— START OF RECORD EXTRACTS —

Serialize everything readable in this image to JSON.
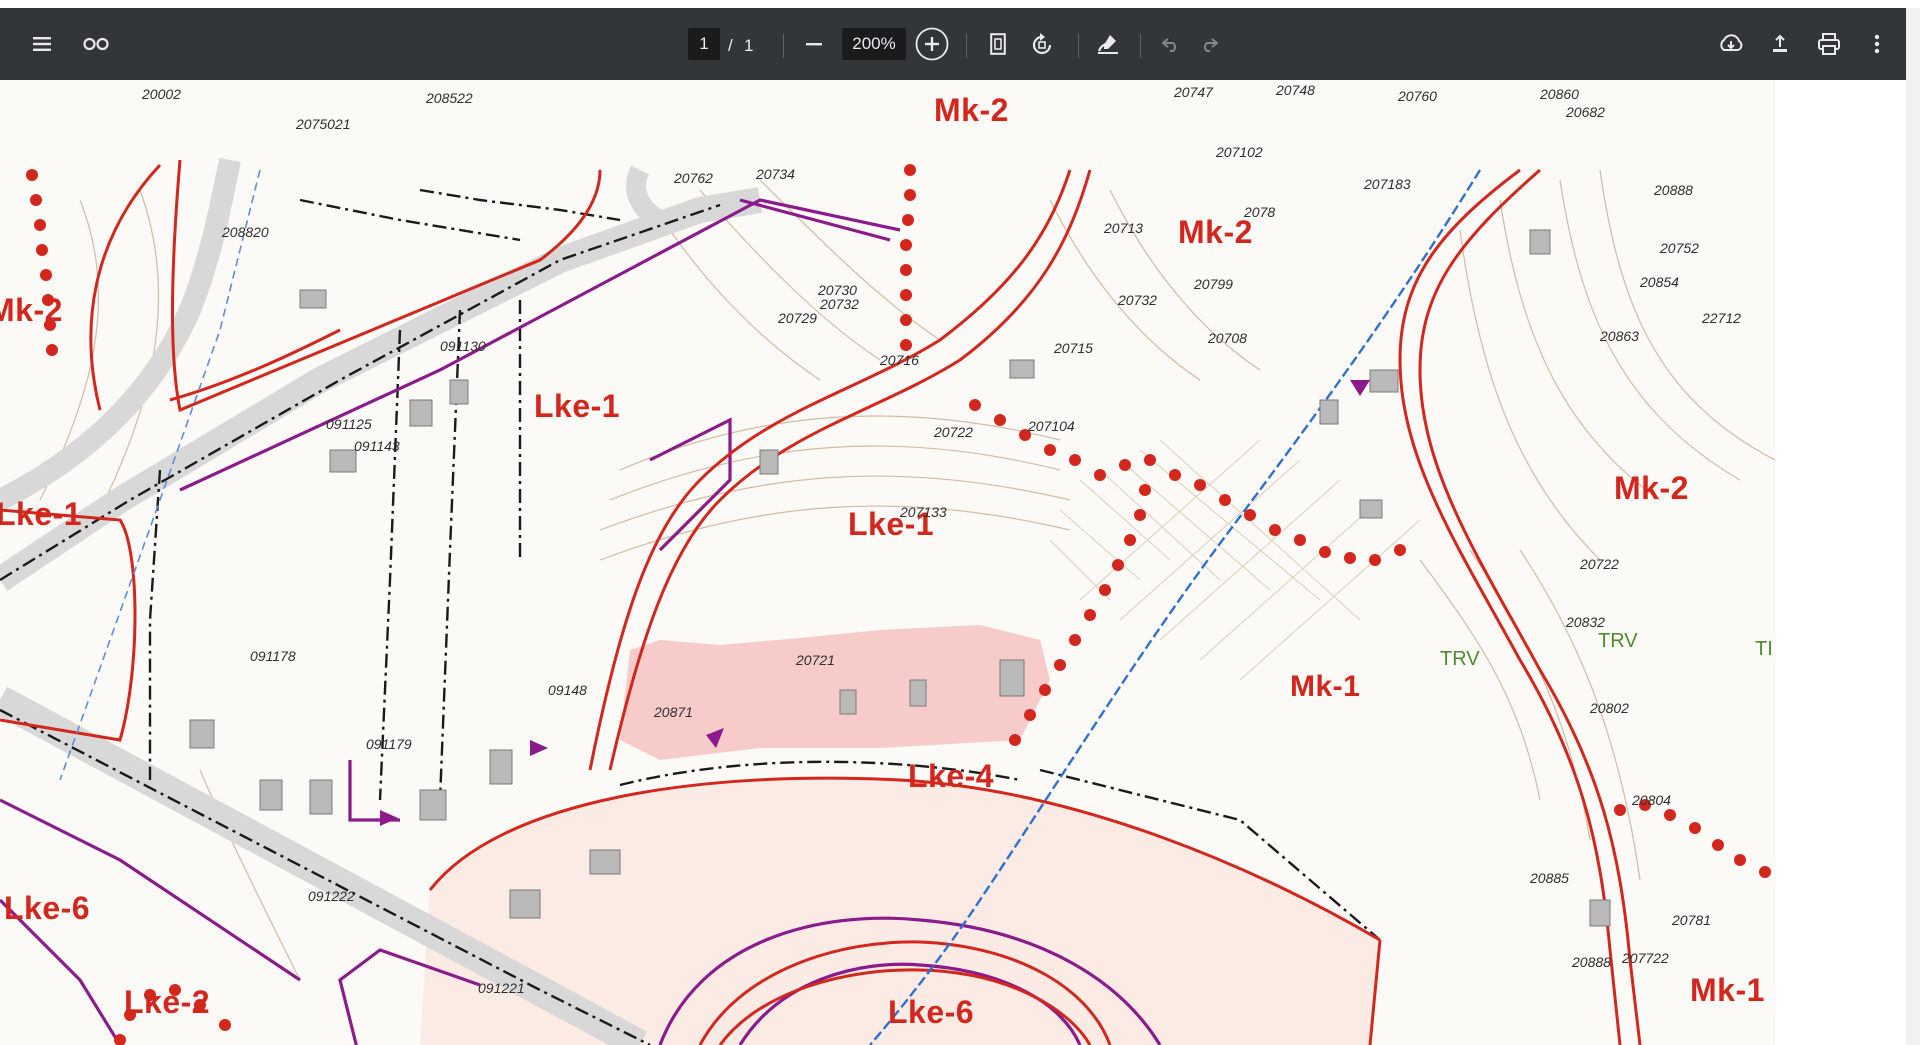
{
  "toolbar": {
    "page_current": "1",
    "page_separator": "/",
    "page_total": "1",
    "zoom": "200%",
    "icons": [
      "menu-icon",
      "two-page-icon",
      "zoom-out-icon",
      "zoom-in-icon",
      "fit-page-icon",
      "rotate-icon",
      "annotate-icon",
      "undo-icon",
      "redo-icon",
      "download-icon",
      "share-icon",
      "print-icon",
      "more-icon"
    ]
  },
  "map": {
    "zones": {
      "mk2_top": "Mk-2",
      "mk2_center": "Mk-2",
      "mk2_right": "Mk-2",
      "mk2_left": "Mk-2",
      "lke1_center": "Lke-1",
      "lke1_left": "Lke-1",
      "lke1_mid": "Lke-1",
      "mk1_center": "Mk-1",
      "mk1_bottom_right": "Mk-1",
      "lke4": "Lke-4",
      "lke6_left": "Lke-6",
      "lke6_bottom": "Lke-6",
      "lke2": "Lke-2"
    },
    "trv_labels": [
      "TRV",
      "TRV",
      "TI"
    ],
    "parcels": [
      "20002",
      "208522",
      "2075021",
      "208820",
      "20747",
      "20748",
      "20760",
      "20860",
      "20682",
      "207102",
      "20713",
      "20734",
      "207183",
      "20732",
      "20732",
      "20888",
      "2078",
      "20799",
      "20715",
      "20708",
      "20716",
      "20863",
      "20729",
      "20730",
      "20752",
      "20854",
      "20762",
      "20722",
      "22712",
      "20832",
      "091130",
      "091143",
      "091125",
      "207133",
      "207104",
      "20722",
      "20721",
      "20871",
      "20802",
      "20804",
      "09148",
      "091178",
      "091179",
      "20888",
      "091222",
      "20885",
      "20781",
      "207722",
      "091221"
    ]
  },
  "colors": {
    "toolbar_bg": "#323639",
    "zone_red": "#d3271d",
    "boundary_purple": "#8b1a8b",
    "contour_brown": "#b98a6a",
    "stream_blue": "#2f6fd0"
  }
}
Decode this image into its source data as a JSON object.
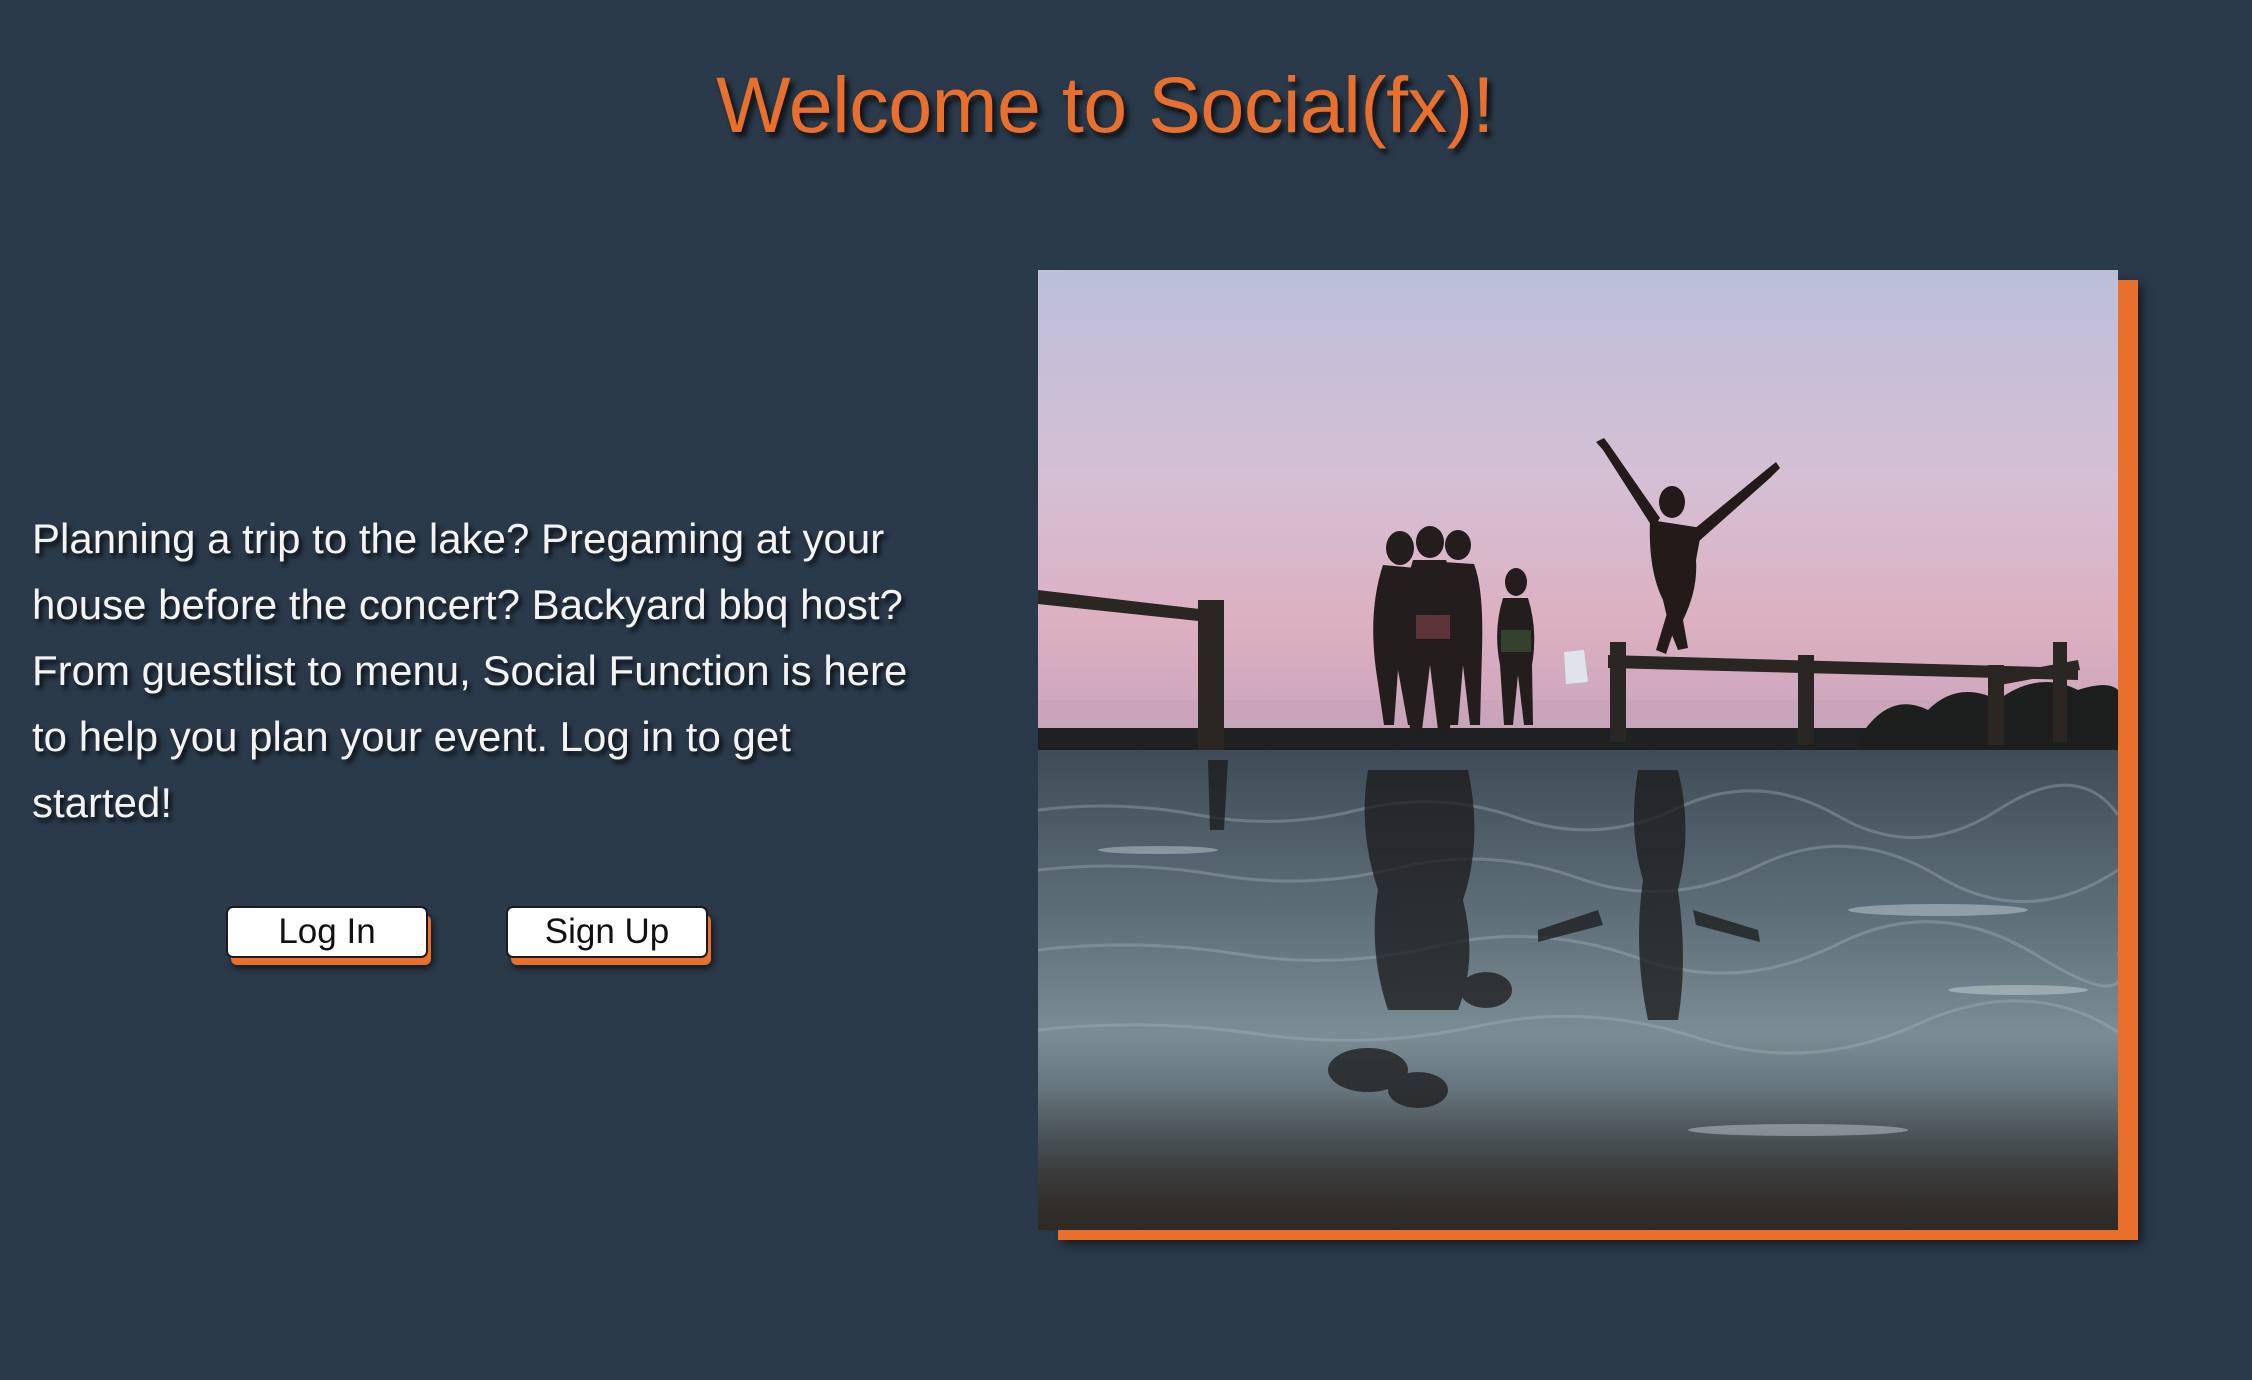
{
  "header": {
    "title": "Welcome to Social(fx)!"
  },
  "intro": {
    "text": "Planning a trip to the lake? Pregaming at your house before the concert? Backyard bbq host? From guestlist to menu, Social Function is here to help you plan your event. Log in to get started!"
  },
  "actions": {
    "login_label": "Log In",
    "signup_label": "Sign Up"
  },
  "hero_image": {
    "subject": "friends-jumping-into-lake-at-sunset"
  },
  "colors": {
    "background": "#2a3a4b",
    "accent": "#e86f2c",
    "text": "#f3f3f3",
    "button_bg": "#ffffff"
  }
}
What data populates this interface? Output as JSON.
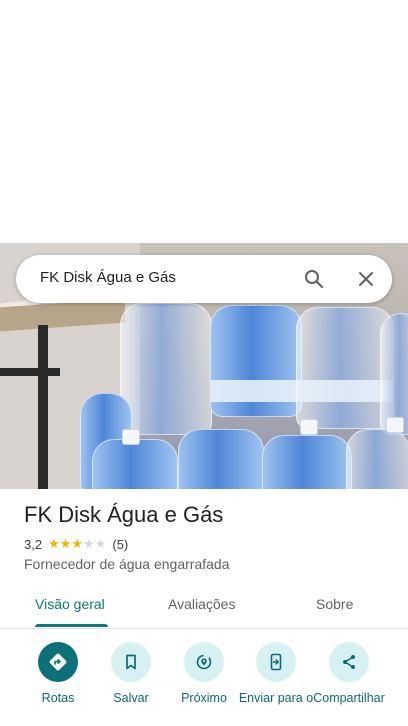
{
  "search": {
    "query": "FK Disk Água e Gás"
  },
  "place": {
    "name": "FK Disk Água e Gás",
    "rating": "3,2",
    "rating_value": 3.2,
    "reviews_count": "(5)",
    "category": "Fornecedor de água engarrafada"
  },
  "tabs": [
    {
      "label": "Visão geral",
      "active": true
    },
    {
      "label": "Avaliações",
      "active": false
    },
    {
      "label": "Sobre",
      "active": false
    }
  ],
  "actions": [
    {
      "label": "Rotas",
      "icon": "directions-icon"
    },
    {
      "label": "Salvar",
      "icon": "bookmark-icon"
    },
    {
      "label": "Próximo",
      "icon": "nearby-icon"
    },
    {
      "label": "Enviar para o",
      "icon": "send-to-phone-icon"
    },
    {
      "label": "Compartilhar",
      "icon": "share-icon"
    }
  ],
  "colors": {
    "accent": "#0b7a7a",
    "star": "#f4b400",
    "action_bg": "#d7f1f3"
  }
}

— END OF RECORD EXTRACTS —

**SET TASK:** Everything from the line with "What data populates" through the end of the records above, and nothing else, is to be quoted exactly; please leave the pictures out.

**CORRECT ANSWER:**
What data populates this interface? Output as JSON.
{
  "search": {
    "query": "FK Disk Água e Gás"
  },
  "place": {
    "name": "FK Disk Água e Gás",
    "rating": "3,2",
    "rating_value": 3.2,
    "reviews_count": "(5)",
    "category": "Fornecedor de água engarrafada"
  },
  "tabs": [
    {
      "label": "Visão geral",
      "active": true
    },
    {
      "label": "Avaliações",
      "active": false
    },
    {
      "label": "Sobre",
      "active": false
    }
  ],
  "actions": [
    {
      "label": "Rotas",
      "icon": "directions-icon"
    },
    {
      "label": "Salvar",
      "icon": "bookmark-icon"
    },
    {
      "label": "Próximo",
      "icon": "nearby-icon"
    },
    {
      "label": "Enviar para o",
      "icon": "send-to-phone-icon"
    },
    {
      "label": "Compartilhar",
      "icon": "share-icon"
    }
  ],
  "colors": {
    "accent": "#0b7a7a",
    "star": "#f4b400",
    "action_bg": "#d7f1f3"
  }
}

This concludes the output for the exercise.